- _Written request_
Quote all entries exactly, leaving pictures aside.

┌─ Dataset records

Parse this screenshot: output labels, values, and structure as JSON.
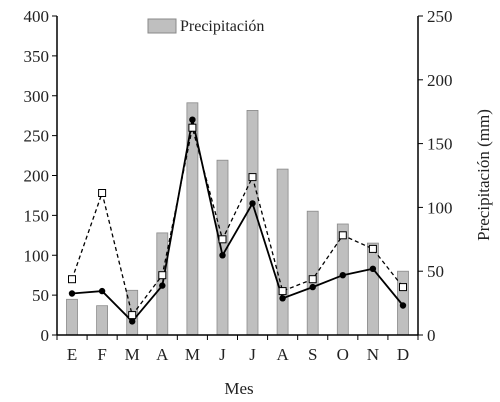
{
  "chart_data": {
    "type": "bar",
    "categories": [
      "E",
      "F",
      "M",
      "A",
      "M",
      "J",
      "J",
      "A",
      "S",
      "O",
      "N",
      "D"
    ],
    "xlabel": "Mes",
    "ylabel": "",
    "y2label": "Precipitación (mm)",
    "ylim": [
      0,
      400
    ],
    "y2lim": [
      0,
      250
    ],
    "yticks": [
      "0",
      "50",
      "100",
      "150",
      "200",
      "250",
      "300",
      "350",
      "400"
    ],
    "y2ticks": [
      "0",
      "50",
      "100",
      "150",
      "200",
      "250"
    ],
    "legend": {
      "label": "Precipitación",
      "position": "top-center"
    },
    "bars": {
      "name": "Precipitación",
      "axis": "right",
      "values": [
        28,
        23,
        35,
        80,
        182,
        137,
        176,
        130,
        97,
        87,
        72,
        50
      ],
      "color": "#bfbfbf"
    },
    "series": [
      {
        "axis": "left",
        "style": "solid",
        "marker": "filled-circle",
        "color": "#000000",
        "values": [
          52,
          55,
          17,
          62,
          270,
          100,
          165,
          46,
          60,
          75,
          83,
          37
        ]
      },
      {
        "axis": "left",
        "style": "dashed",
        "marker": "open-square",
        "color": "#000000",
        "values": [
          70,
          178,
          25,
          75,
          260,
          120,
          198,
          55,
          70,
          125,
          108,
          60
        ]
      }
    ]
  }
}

└─

- _Task response_
Parse this screenshot: output labels, values, and structure as JSON.
{
  "chart_data": {
    "type": "bar",
    "categories": [
      "E",
      "F",
      "M",
      "A",
      "M",
      "J",
      "J",
      "A",
      "S",
      "O",
      "N",
      "D"
    ],
    "xlabel": "Mes",
    "ylabel": "",
    "y2label": "Precipitación (mm)",
    "ylim": [
      0,
      400
    ],
    "y2lim": [
      0,
      250
    ],
    "yticks": [
      "0",
      "50",
      "100",
      "150",
      "200",
      "250",
      "300",
      "350",
      "400"
    ],
    "y2ticks": [
      "0",
      "50",
      "100",
      "150",
      "200",
      "250"
    ],
    "legend": {
      "label": "Precipitación",
      "position": "top-center"
    },
    "bars": {
      "name": "Precipitación",
      "axis": "right",
      "values": [
        28,
        23,
        35,
        80,
        182,
        137,
        176,
        130,
        97,
        87,
        72,
        50
      ],
      "color": "#bfbfbf"
    },
    "series": [
      {
        "axis": "left",
        "style": "solid",
        "marker": "filled-circle",
        "color": "#000000",
        "values": [
          52,
          55,
          17,
          62,
          270,
          100,
          165,
          46,
          60,
          75,
          83,
          37
        ]
      },
      {
        "axis": "left",
        "style": "dashed",
        "marker": "open-square",
        "color": "#000000",
        "values": [
          70,
          178,
          25,
          75,
          260,
          120,
          198,
          55,
          70,
          125,
          108,
          60
        ]
      }
    ]
  }
}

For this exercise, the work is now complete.